EXTRACTED DATA –

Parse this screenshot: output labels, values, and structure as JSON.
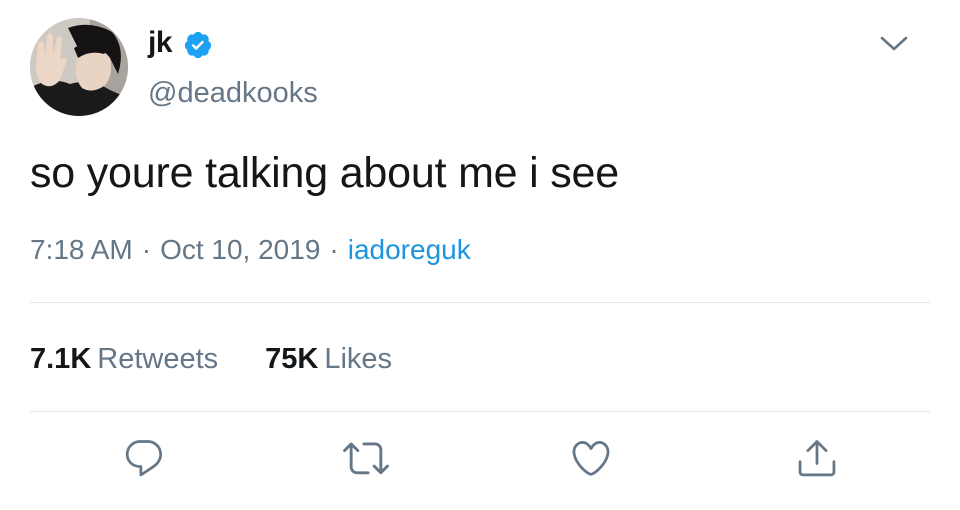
{
  "user": {
    "display_name": "jk",
    "handle": "@deadkooks",
    "verified": true,
    "avatar_icon": "profile-photo"
  },
  "tweet": {
    "text": "so youre talking about me i see",
    "time": "7:18 AM",
    "date": "Oct 10, 2019",
    "separator": "·",
    "source": "iadoreguk"
  },
  "stats": {
    "retweets_count": "7.1K",
    "retweets_label": "Retweets",
    "likes_count": "75K",
    "likes_label": "Likes"
  },
  "actions": [
    {
      "icon": "reply-icon"
    },
    {
      "icon": "retweet-icon"
    },
    {
      "icon": "like-icon"
    },
    {
      "icon": "share-icon"
    }
  ],
  "colors": {
    "text": "#14171a",
    "secondary": "#657786",
    "link": "#1b95e0",
    "verified": "#1da1f2",
    "divider": "#e1e8ed"
  }
}
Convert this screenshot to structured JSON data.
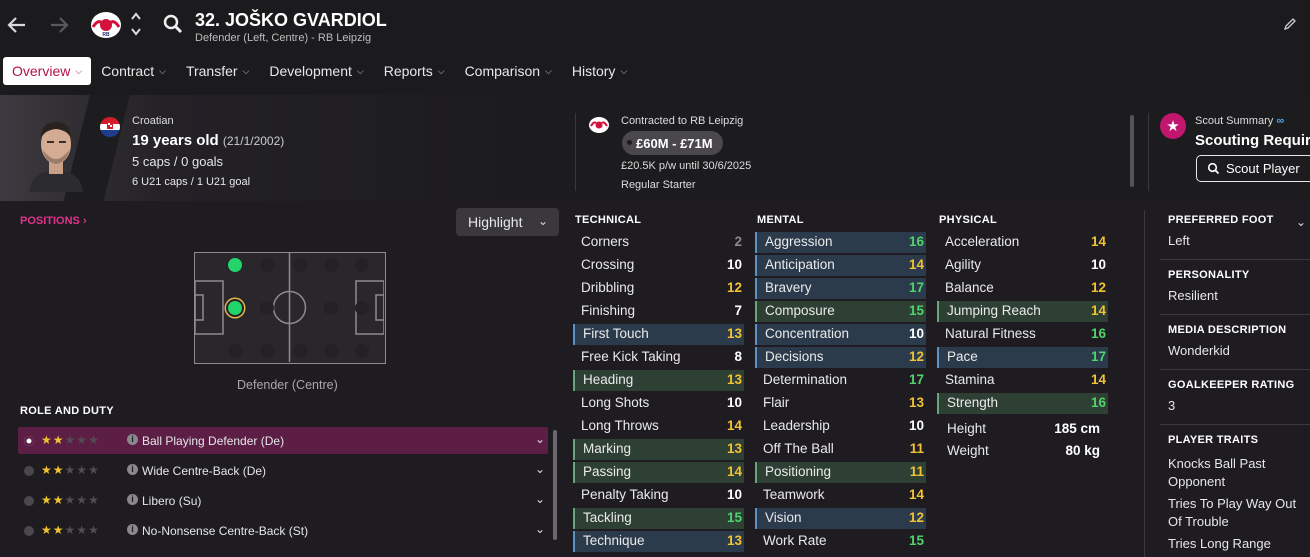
{
  "header": {
    "player_name": "32. JOŠKO GVARDIOL",
    "subtitle": "Defender (Left, Centre) - RB Leipzig"
  },
  "tabs": [
    {
      "label": "Overview"
    },
    {
      "label": "Contract"
    },
    {
      "label": "Transfer"
    },
    {
      "label": "Development"
    },
    {
      "label": "Reports"
    },
    {
      "label": "Comparison"
    },
    {
      "label": "History"
    }
  ],
  "bio": {
    "nationality": "Croatian",
    "age": "19 years old",
    "dob": "(21/1/2002)",
    "caps": "5 caps / 0 goals",
    "u21": "6 U21 caps / 1 U21 goal"
  },
  "contract": {
    "title": "Contracted to RB Leipzig",
    "value": "£60M - £71M",
    "wage": "£20.5K p/w until 30/6/2025",
    "status": "Regular Starter"
  },
  "scout": {
    "title": "Scout Summary",
    "requirement": "Scouting Require",
    "button": "Scout Player"
  },
  "positions": {
    "header": "POSITIONS",
    "selector": "Highlight",
    "label": "Defender (Centre)"
  },
  "roles": {
    "header": "ROLE AND DUTY",
    "items": [
      {
        "name": "Ball Playing Defender (De)",
        "stars": 2
      },
      {
        "name": "Wide Centre-Back (De)",
        "stars": 2
      },
      {
        "name": "Libero (Su)",
        "stars": 2
      },
      {
        "name": "No-Nonsense Centre-Back (St)",
        "stars": 2
      }
    ]
  },
  "attributes": {
    "technical_header": "TECHNICAL",
    "mental_header": "MENTAL",
    "physical_header": "PHYSICAL",
    "technical": [
      {
        "name": "Corners",
        "value": "2",
        "hl": ""
      },
      {
        "name": "Crossing",
        "value": "10",
        "hl": ""
      },
      {
        "name": "Dribbling",
        "value": "12",
        "hl": ""
      },
      {
        "name": "Finishing",
        "value": "7",
        "hl": ""
      },
      {
        "name": "First Touch",
        "value": "13",
        "hl": "blue"
      },
      {
        "name": "Free Kick Taking",
        "value": "8",
        "hl": ""
      },
      {
        "name": "Heading",
        "value": "13",
        "hl": "green"
      },
      {
        "name": "Long Shots",
        "value": "10",
        "hl": ""
      },
      {
        "name": "Long Throws",
        "value": "14",
        "hl": ""
      },
      {
        "name": "Marking",
        "value": "13",
        "hl": "green"
      },
      {
        "name": "Passing",
        "value": "14",
        "hl": "green"
      },
      {
        "name": "Penalty Taking",
        "value": "10",
        "hl": ""
      },
      {
        "name": "Tackling",
        "value": "15",
        "hl": "green"
      },
      {
        "name": "Technique",
        "value": "13",
        "hl": "blue"
      }
    ],
    "mental": [
      {
        "name": "Aggression",
        "value": "16",
        "hl": "blue"
      },
      {
        "name": "Anticipation",
        "value": "14",
        "hl": "blue"
      },
      {
        "name": "Bravery",
        "value": "17",
        "hl": "blue"
      },
      {
        "name": "Composure",
        "value": "15",
        "hl": "green"
      },
      {
        "name": "Concentration",
        "value": "10",
        "hl": "blue"
      },
      {
        "name": "Decisions",
        "value": "12",
        "hl": "blue"
      },
      {
        "name": "Determination",
        "value": "17",
        "hl": ""
      },
      {
        "name": "Flair",
        "value": "13",
        "hl": ""
      },
      {
        "name": "Leadership",
        "value": "10",
        "hl": ""
      },
      {
        "name": "Off The Ball",
        "value": "11",
        "hl": ""
      },
      {
        "name": "Positioning",
        "value": "11",
        "hl": "green"
      },
      {
        "name": "Teamwork",
        "value": "14",
        "hl": ""
      },
      {
        "name": "Vision",
        "value": "12",
        "hl": "blue"
      },
      {
        "name": "Work Rate",
        "value": "15",
        "hl": ""
      }
    ],
    "physical": [
      {
        "name": "Acceleration",
        "value": "14",
        "hl": ""
      },
      {
        "name": "Agility",
        "value": "10",
        "hl": ""
      },
      {
        "name": "Balance",
        "value": "12",
        "hl": ""
      },
      {
        "name": "Jumping Reach",
        "value": "14",
        "hl": "green"
      },
      {
        "name": "Natural Fitness",
        "value": "16",
        "hl": ""
      },
      {
        "name": "Pace",
        "value": "17",
        "hl": "blue"
      },
      {
        "name": "Stamina",
        "value": "14",
        "hl": ""
      },
      {
        "name": "Strength",
        "value": "16",
        "hl": "green"
      }
    ],
    "height_label": "Height",
    "height": "185 cm",
    "weight_label": "Weight",
    "weight": "80 kg"
  },
  "info_panel": {
    "foot_h": "PREFERRED FOOT",
    "foot": "Left",
    "personality_h": "PERSONALITY",
    "personality": "Resilient",
    "media_h": "MEDIA DESCRIPTION",
    "media": "Wonderkid",
    "gk_h": "GOALKEEPER RATING",
    "gk": "3",
    "traits_h": "PLAYER TRAITS",
    "traits": [
      "Knocks Ball Past Opponent",
      "Tries To Play Way Out Of Trouble",
      "Tries Long Range"
    ]
  },
  "colors": {
    "accent": "#b2124a",
    "highlight_blue": "#5b93c6",
    "highlight_green": "#67a67a",
    "value_green": "#4fd36b",
    "value_yellow": "#f1c232"
  }
}
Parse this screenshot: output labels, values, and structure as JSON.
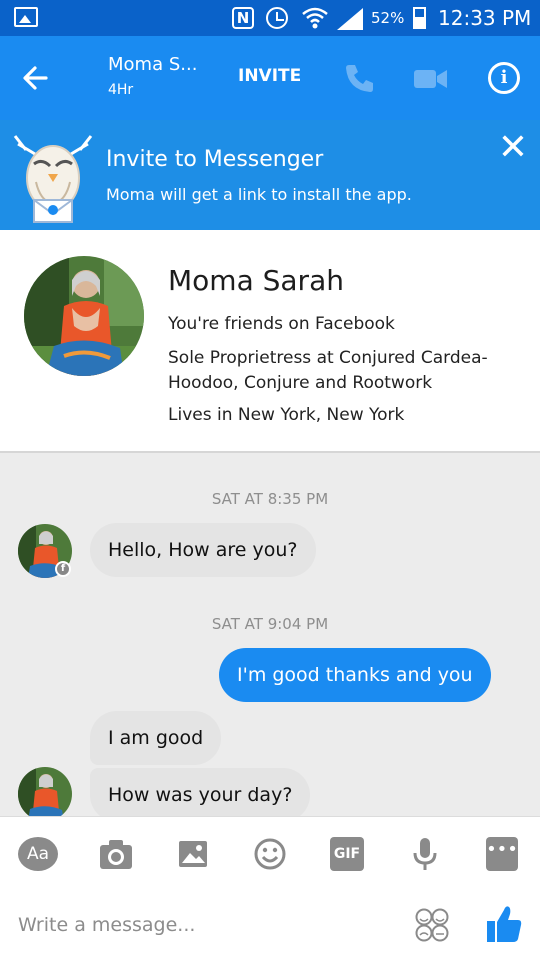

DESCRIPTION OF THE TASK –
From the data, collect all lines where the string "Centre" appears.

COMPLETE ANSWER –
    "subtitle": "Defender (Left, Centre) - RB Leipzig"
    "label": "Defender (Centre)"
        "name": "Wide Centre-Back (De)",
        "name": "No-Nonsense Centre-Back (St)",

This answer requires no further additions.